Extracted data entries
● ● ● ●

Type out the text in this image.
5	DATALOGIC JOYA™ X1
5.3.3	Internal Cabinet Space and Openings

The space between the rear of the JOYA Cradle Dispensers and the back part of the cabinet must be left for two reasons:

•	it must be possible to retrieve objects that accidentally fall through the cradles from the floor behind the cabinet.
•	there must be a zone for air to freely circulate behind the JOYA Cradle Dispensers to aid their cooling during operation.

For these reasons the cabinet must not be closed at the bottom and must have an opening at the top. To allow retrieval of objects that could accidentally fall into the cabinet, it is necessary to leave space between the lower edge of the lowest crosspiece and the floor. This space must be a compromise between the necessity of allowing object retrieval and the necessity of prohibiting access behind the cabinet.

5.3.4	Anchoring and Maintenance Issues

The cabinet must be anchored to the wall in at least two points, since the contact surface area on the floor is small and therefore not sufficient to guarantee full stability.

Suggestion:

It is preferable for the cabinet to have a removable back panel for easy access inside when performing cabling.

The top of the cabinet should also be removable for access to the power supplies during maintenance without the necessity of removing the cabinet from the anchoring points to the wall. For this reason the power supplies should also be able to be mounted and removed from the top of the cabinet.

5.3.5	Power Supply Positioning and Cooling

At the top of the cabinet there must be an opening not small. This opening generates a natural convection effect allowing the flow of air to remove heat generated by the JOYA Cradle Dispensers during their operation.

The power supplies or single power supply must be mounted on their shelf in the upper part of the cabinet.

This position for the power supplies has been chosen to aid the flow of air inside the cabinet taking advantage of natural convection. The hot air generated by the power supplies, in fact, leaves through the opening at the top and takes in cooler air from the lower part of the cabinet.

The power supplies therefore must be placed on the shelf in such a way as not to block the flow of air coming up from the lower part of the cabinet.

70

● ● ● ●

WHAT YOU ARE ASKED TO DO: Show all lines in the entries above where the string "back" appears.

EXERCISE RESPONSE:
The space between the rear of the JOYA Cradle Dispensers and the back part of the cabinet must be left for two reasons:
It is preferable for the cabinet to have a removable back panel for easy access inside when performing cabling.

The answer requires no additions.